Material supplied
━━━━━━━━━━
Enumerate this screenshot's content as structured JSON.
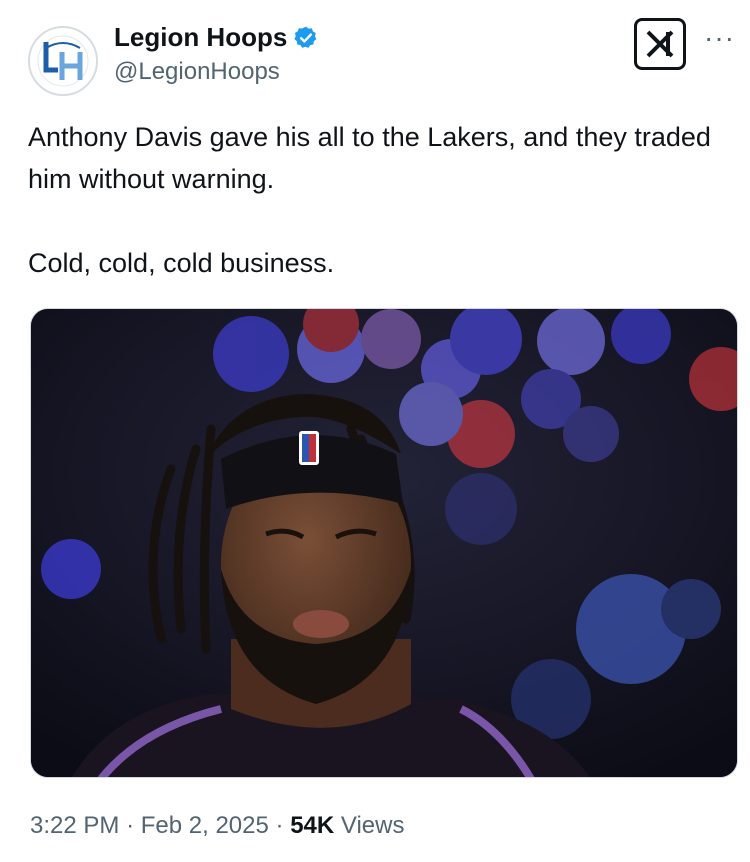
{
  "account": {
    "name": "Legion Hoops",
    "handle": "@LegionHoops",
    "avatar_text": "LH"
  },
  "icons": {
    "verified": "verified-badge-icon",
    "x_logo": "x-logo-icon",
    "more": "more-options-icon"
  },
  "tweet": {
    "text": "Anthony Davis gave his all to the Lakers, and they traded him without warning.\n\nCold, cold, cold business."
  },
  "media": {
    "alt": "",
    "description_colors": {
      "bg": "#12121e",
      "blue": "#4b4ad6",
      "red": "#c3343a"
    }
  },
  "meta": {
    "time": "3:22 PM",
    "sep1": "·",
    "date": "Feb 2, 2025",
    "sep2": "·",
    "views_count": "54K",
    "views_label": "Views"
  },
  "colors": {
    "verified": "#1d9bf0",
    "text": "#0f1419",
    "secondary": "#536471"
  }
}
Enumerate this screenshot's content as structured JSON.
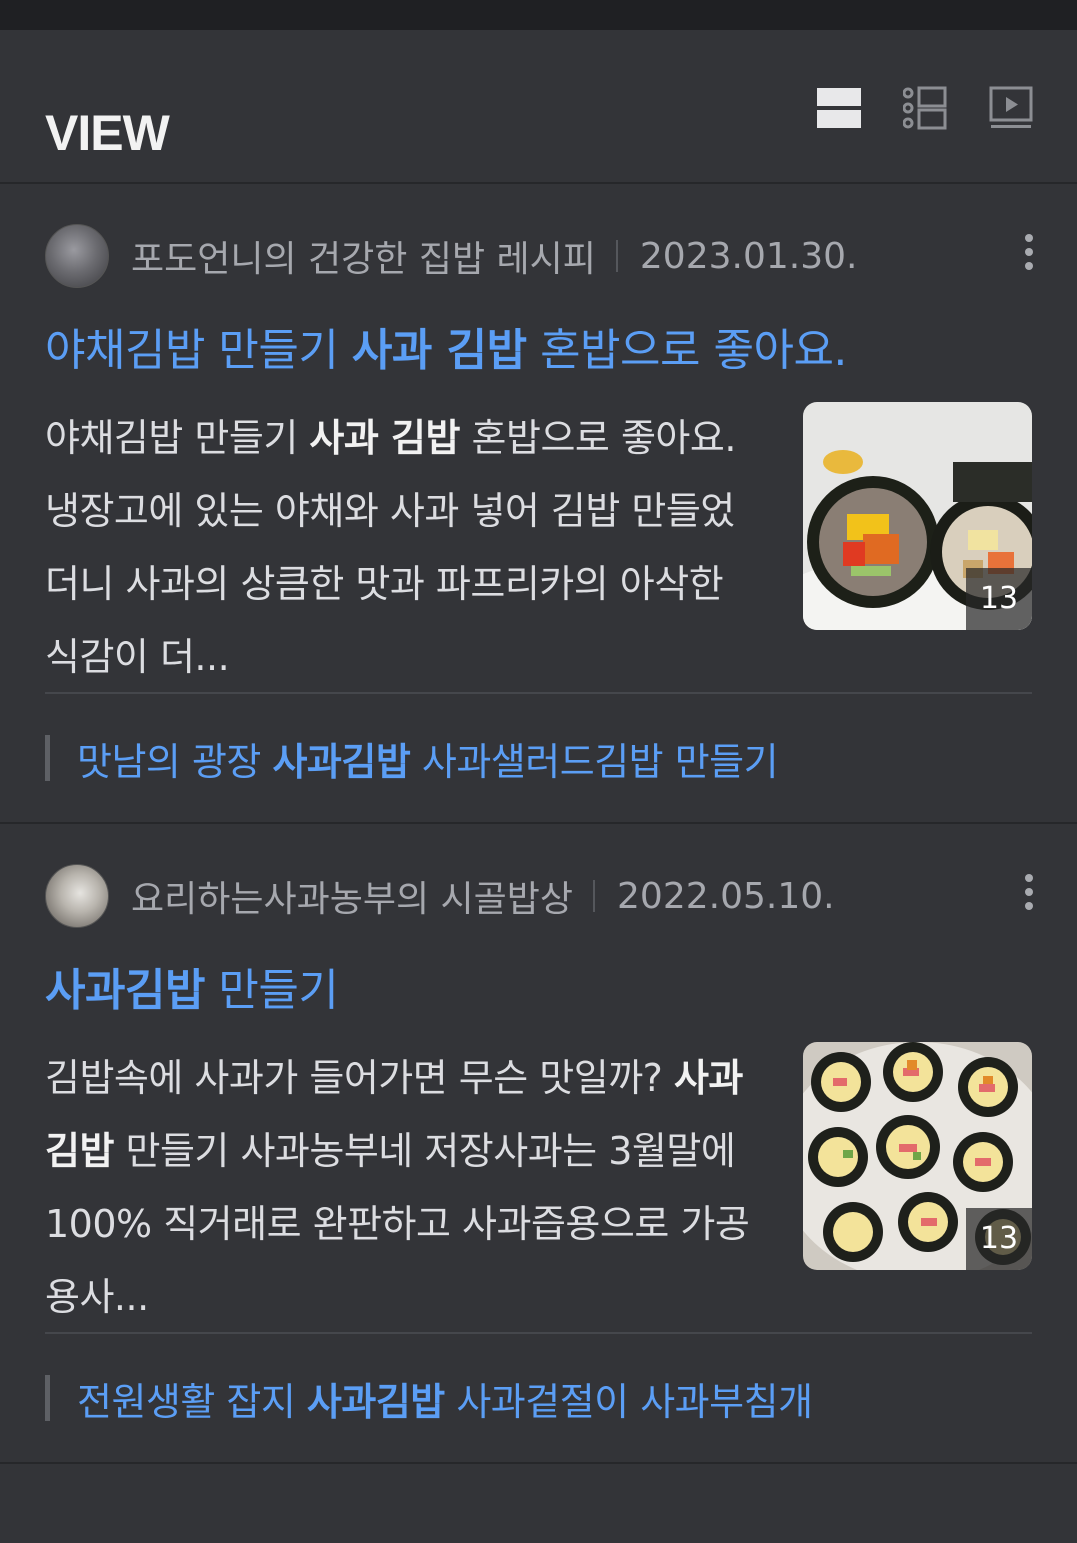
{
  "header": {
    "title": "VIEW",
    "layout_icons": [
      "card-view-icon",
      "list-view-icon",
      "video-view-icon"
    ]
  },
  "posts": [
    {
      "blog_name": "포도언니의 건강한 집밥 레시피",
      "date": "2023.01.30.",
      "title_pre": "야채김밥 만들기 ",
      "title_bold": "사과 김밥",
      "title_post": " 혼밥으로 좋아요.",
      "snippet_pre": "야채김밥 만들기 ",
      "snippet_bold": "사과 김밥",
      "snippet_post": " 혼밥으로 좋아요. 냉장고에 있는 야채와 사과 넣어 김밥 만들었더니 사과의 상큼한 맛과 파프리카의 아삭한 식감이 더...",
      "thumb_count": "13",
      "related_pre": "맛남의 광장 ",
      "related_bold": "사과김밥",
      "related_post": " 사과샐러드김밥 만들기"
    },
    {
      "blog_name": "요리하는사과농부의 시골밥상",
      "date": "2022.05.10.",
      "title_pre": "",
      "title_bold": "사과김밥",
      "title_post": " 만들기",
      "snippet_pre": "김밥속에 사과가 들어가면 무슨 맛일까? ",
      "snippet_bold": "사과김밥",
      "snippet_post": " 만들기 사과농부네 저장사과는 3월말에 100% 직거래로 완판하고 사과즙용으로 가공용사...",
      "thumb_count": "13",
      "related_pre": "전원생활 잡지 ",
      "related_bold": "사과김밥",
      "related_post": " 사과겉절이 사과부침개"
    }
  ]
}
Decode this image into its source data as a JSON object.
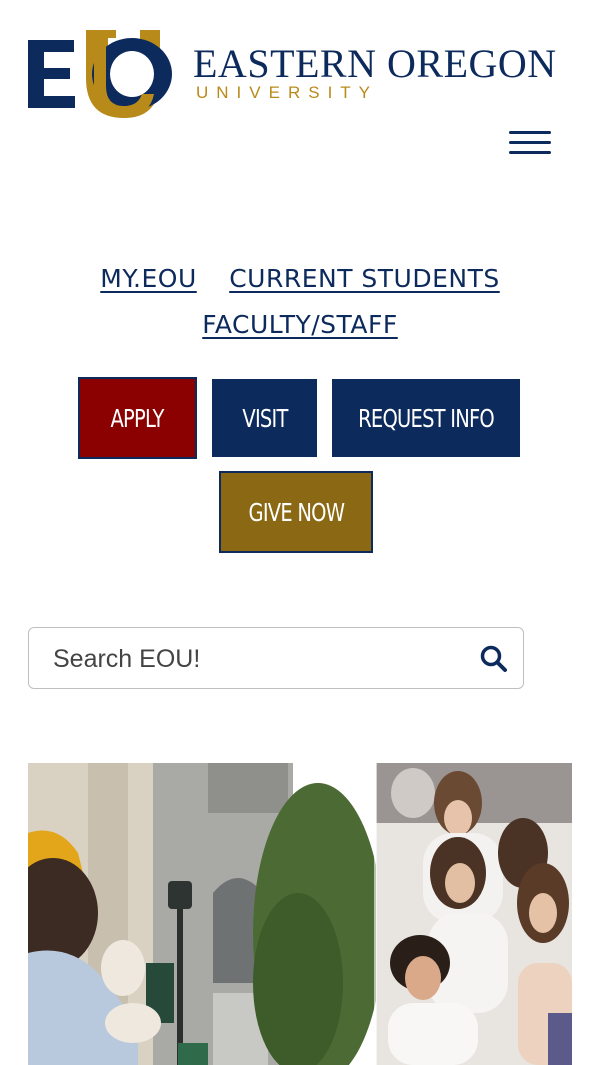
{
  "header": {
    "logo_letters": "EOU",
    "wordmark_line1": "EASTERN OREGON",
    "wordmark_line2": "UNIVERSITY",
    "menu_icon": "hamburger-menu-icon"
  },
  "utility_links": [
    {
      "label": "MY.EOU"
    },
    {
      "label": "CURRENT STUDENTS"
    },
    {
      "label": "FACULTY/STAFF"
    }
  ],
  "cta_buttons": {
    "apply": "APPLY",
    "visit": "VISIT",
    "request_info": "REQUEST INFO",
    "give_now": "GIVE NOW"
  },
  "search": {
    "placeholder": "Search EOU!",
    "value": "",
    "icon": "search-icon"
  },
  "colors": {
    "navy": "#0c2a5b",
    "gold": "#b88a1a",
    "apply_red": "#8b0000",
    "give_gold": "#8b6914"
  },
  "hero_photo": {
    "icon": "campus-photo"
  }
}
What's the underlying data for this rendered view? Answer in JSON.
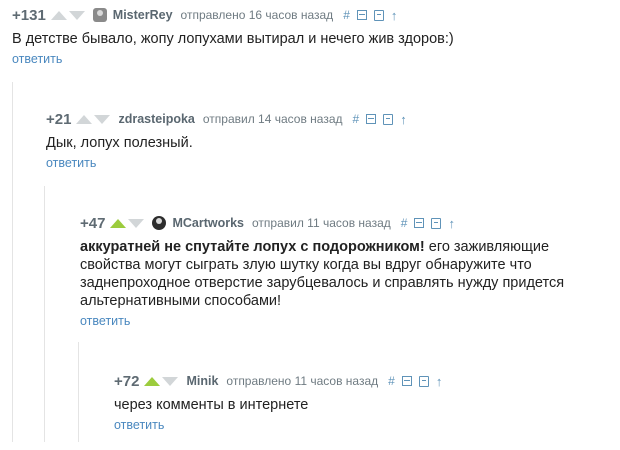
{
  "colors": {
    "rating": "#5f6b73",
    "vote_active": "#9ccc3d",
    "vote_inactive": "#d2d6d8",
    "link": "#4a88bf",
    "tool": "#5f93b8",
    "rail": "#e4e4e4"
  },
  "icons": {
    "hash": "#",
    "arrow": "↑"
  },
  "comments": [
    {
      "rating": "+131",
      "author": "MisterRey",
      "meta": "отправлено 16 часов назад",
      "text": "В детстве бывало, жопу лопухами вытирал и нечего жив здоров:)",
      "reply": "ответить"
    },
    {
      "rating": "+21",
      "author": "zdrasteipoka",
      "meta": "отправил 14 часов назад",
      "text": "Дык, лопух полезный.",
      "reply": "ответить"
    },
    {
      "rating": "+47",
      "author": "MCartworks",
      "meta": "отправил 11 часов назад",
      "text_bold": "аккуратней не спутайте лопух с подорожником!",
      "text": " его заживляющие свойства могут сыграть злую шутку когда вы вдруг обнаружите что заднепроходное отверстие зарубцевалось и справлять нужду придется альтернативными способами!",
      "reply": "ответить"
    },
    {
      "rating": "+72",
      "author": "Minik",
      "meta": "отправлено 11 часов назад",
      "text": "через комменты в интернете",
      "reply": "ответить"
    }
  ]
}
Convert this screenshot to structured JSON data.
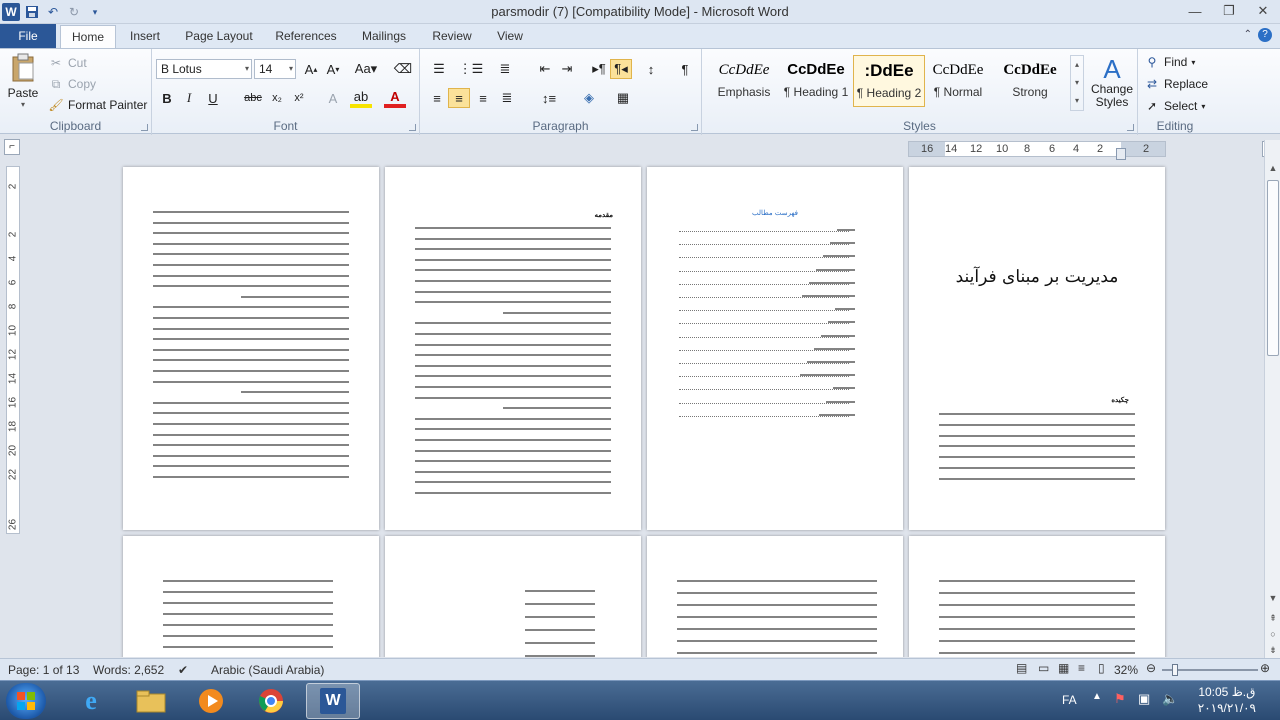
━━━━━━━━━━
What is expected
Determine how many lines in the records contain "date", and reply with the number only.

Solution for this task
3